— BEGIN SOURCE DATA —

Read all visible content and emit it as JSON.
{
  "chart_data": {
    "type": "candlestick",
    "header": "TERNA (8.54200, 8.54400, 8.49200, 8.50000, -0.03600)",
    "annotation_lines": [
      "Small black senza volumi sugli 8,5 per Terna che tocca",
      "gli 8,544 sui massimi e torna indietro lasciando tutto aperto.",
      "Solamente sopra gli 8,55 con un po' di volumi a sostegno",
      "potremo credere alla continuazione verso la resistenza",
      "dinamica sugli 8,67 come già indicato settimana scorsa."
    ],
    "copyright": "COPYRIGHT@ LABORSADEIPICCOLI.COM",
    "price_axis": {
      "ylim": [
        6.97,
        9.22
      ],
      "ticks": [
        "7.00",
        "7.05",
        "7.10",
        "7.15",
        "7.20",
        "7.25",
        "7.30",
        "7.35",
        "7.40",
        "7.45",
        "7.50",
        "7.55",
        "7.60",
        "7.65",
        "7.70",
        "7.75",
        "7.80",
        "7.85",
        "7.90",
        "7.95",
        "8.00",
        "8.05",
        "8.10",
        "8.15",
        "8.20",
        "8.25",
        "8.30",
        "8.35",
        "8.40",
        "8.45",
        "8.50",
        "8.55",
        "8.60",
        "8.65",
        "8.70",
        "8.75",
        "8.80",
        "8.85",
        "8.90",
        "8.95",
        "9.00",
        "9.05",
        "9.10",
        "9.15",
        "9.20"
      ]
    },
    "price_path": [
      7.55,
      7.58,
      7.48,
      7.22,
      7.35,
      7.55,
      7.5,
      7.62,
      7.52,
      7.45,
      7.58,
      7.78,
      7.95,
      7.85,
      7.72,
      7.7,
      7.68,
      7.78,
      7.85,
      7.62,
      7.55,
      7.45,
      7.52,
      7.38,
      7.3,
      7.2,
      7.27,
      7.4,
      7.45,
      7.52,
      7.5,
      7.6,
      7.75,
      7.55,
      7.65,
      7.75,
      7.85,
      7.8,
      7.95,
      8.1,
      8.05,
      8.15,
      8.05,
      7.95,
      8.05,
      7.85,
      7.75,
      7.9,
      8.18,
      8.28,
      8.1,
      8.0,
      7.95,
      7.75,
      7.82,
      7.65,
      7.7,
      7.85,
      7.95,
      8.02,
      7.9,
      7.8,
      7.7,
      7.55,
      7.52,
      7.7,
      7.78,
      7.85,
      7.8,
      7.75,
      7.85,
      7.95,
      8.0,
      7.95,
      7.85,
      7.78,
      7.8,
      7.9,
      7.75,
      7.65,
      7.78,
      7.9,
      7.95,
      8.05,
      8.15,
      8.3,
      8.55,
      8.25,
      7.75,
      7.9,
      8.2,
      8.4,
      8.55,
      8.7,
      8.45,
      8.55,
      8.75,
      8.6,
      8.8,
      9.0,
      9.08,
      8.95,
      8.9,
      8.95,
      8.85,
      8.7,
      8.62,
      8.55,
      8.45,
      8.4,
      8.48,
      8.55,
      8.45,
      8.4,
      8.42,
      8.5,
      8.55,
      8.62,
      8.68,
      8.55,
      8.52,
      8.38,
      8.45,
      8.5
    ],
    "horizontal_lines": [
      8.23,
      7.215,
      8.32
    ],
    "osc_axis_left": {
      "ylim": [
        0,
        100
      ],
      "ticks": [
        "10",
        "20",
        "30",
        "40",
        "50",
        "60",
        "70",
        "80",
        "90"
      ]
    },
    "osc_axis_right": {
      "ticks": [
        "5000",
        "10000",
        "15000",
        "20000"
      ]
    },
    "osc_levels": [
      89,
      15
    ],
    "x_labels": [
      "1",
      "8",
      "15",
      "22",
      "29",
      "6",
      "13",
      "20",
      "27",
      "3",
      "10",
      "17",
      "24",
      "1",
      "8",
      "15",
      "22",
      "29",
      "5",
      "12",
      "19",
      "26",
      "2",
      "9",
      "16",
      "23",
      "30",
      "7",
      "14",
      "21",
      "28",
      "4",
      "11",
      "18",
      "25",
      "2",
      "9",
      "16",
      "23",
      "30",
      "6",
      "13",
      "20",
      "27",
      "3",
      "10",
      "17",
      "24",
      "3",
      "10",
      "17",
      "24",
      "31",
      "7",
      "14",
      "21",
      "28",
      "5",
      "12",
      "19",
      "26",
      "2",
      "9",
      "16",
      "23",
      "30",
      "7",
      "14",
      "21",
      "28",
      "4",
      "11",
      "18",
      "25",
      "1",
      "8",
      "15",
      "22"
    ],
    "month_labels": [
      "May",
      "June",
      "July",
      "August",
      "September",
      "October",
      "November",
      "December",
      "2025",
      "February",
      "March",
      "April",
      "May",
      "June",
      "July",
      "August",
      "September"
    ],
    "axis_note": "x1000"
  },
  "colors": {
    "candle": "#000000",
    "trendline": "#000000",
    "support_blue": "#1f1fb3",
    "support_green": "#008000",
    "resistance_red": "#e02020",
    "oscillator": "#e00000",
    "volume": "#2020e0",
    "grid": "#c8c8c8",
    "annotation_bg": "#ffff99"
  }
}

— END SOURCE DATA —

[REQUEST]
Print out all the entries precisely as written.

[SOLUTION FOR THIS PROBLEM]
Read all visible content and emit it as JSON.
{
  "chart_data": {
    "type": "candlestick",
    "header": "TERNA (8.54200, 8.54400, 8.49200, 8.50000, -0.03600)",
    "annotation_lines": [
      "Small black senza volumi sugli 8,5 per Terna che tocca",
      "gli 8,544 sui massimi e torna indietro lasciando tutto aperto.",
      "Solamente sopra gli 8,55 con un po' di volumi a sostegno",
      "potremo credere alla continuazione verso la resistenza",
      "dinamica sugli 8,67 come già indicato settimana scorsa."
    ],
    "copyright": "COPYRIGHT@ LABORSADEIPICCOLI.COM",
    "price_axis": {
      "ylim": [
        6.97,
        9.22
      ],
      "ticks": [
        "7.00",
        "7.05",
        "7.10",
        "7.15",
        "7.20",
        "7.25",
        "7.30",
        "7.35",
        "7.40",
        "7.45",
        "7.50",
        "7.55",
        "7.60",
        "7.65",
        "7.70",
        "7.75",
        "7.80",
        "7.85",
        "7.90",
        "7.95",
        "8.00",
        "8.05",
        "8.10",
        "8.15",
        "8.20",
        "8.25",
        "8.30",
        "8.35",
        "8.40",
        "8.45",
        "8.50",
        "8.55",
        "8.60",
        "8.65",
        "8.70",
        "8.75",
        "8.80",
        "8.85",
        "8.90",
        "8.95",
        "9.00",
        "9.05",
        "9.10",
        "9.15",
        "9.20"
      ]
    },
    "price_path": [
      7.55,
      7.58,
      7.48,
      7.22,
      7.35,
      7.55,
      7.5,
      7.62,
      7.52,
      7.45,
      7.58,
      7.78,
      7.95,
      7.85,
      7.72,
      7.7,
      7.68,
      7.78,
      7.85,
      7.62,
      7.55,
      7.45,
      7.52,
      7.38,
      7.3,
      7.2,
      7.27,
      7.4,
      7.45,
      7.52,
      7.5,
      7.6,
      7.75,
      7.55,
      7.65,
      7.75,
      7.85,
      7.8,
      7.95,
      8.1,
      8.05,
      8.15,
      8.05,
      7.95,
      8.05,
      7.85,
      7.75,
      7.9,
      8.18,
      8.28,
      8.1,
      8.0,
      7.95,
      7.75,
      7.82,
      7.65,
      7.7,
      7.85,
      7.95,
      8.02,
      7.9,
      7.8,
      7.7,
      7.55,
      7.52,
      7.7,
      7.78,
      7.85,
      7.8,
      7.75,
      7.85,
      7.95,
      8.0,
      7.95,
      7.85,
      7.78,
      7.8,
      7.9,
      7.75,
      7.65,
      7.78,
      7.9,
      7.95,
      8.05,
      8.15,
      8.3,
      8.55,
      8.25,
      7.75,
      7.9,
      8.2,
      8.4,
      8.55,
      8.7,
      8.45,
      8.55,
      8.75,
      8.6,
      8.8,
      9.0,
      9.08,
      8.95,
      8.9,
      8.95,
      8.85,
      8.7,
      8.62,
      8.55,
      8.45,
      8.4,
      8.48,
      8.55,
      8.45,
      8.4,
      8.42,
      8.5,
      8.55,
      8.62,
      8.68,
      8.55,
      8.52,
      8.38,
      8.45,
      8.5
    ],
    "horizontal_lines": [
      8.23,
      7.215,
      8.32
    ],
    "osc_axis_left": {
      "ylim": [
        0,
        100
      ],
      "ticks": [
        "10",
        "20",
        "30",
        "40",
        "50",
        "60",
        "70",
        "80",
        "90"
      ]
    },
    "osc_axis_right": {
      "ticks": [
        "5000",
        "10000",
        "15000",
        "20000"
      ]
    },
    "osc_levels": [
      89,
      15
    ],
    "x_labels": [
      "1",
      "8",
      "15",
      "22",
      "29",
      "6",
      "13",
      "20",
      "27",
      "3",
      "10",
      "17",
      "24",
      "1",
      "8",
      "15",
      "22",
      "29",
      "5",
      "12",
      "19",
      "26",
      "2",
      "9",
      "16",
      "23",
      "30",
      "7",
      "14",
      "21",
      "28",
      "4",
      "11",
      "18",
      "25",
      "2",
      "9",
      "16",
      "23",
      "30",
      "6",
      "13",
      "20",
      "27",
      "3",
      "10",
      "17",
      "24",
      "3",
      "10",
      "17",
      "24",
      "31",
      "7",
      "14",
      "21",
      "28",
      "5",
      "12",
      "19",
      "26",
      "2",
      "9",
      "16",
      "23",
      "30",
      "7",
      "14",
      "21",
      "28",
      "4",
      "11",
      "18",
      "25",
      "1",
      "8",
      "15",
      "22"
    ],
    "month_labels": [
      "May",
      "June",
      "July",
      "August",
      "September",
      "October",
      "November",
      "December",
      "2025",
      "February",
      "March",
      "April",
      "May",
      "June",
      "July",
      "August",
      "September"
    ],
    "axis_note": "x1000"
  },
  "colors": {
    "candle": "#000000",
    "trendline": "#000000",
    "support_blue": "#1f1fb3",
    "support_green": "#008000",
    "resistance_red": "#e02020",
    "oscillator": "#e00000",
    "volume": "#2020e0",
    "grid": "#c8c8c8",
    "annotation_bg": "#ffff99"
  }
}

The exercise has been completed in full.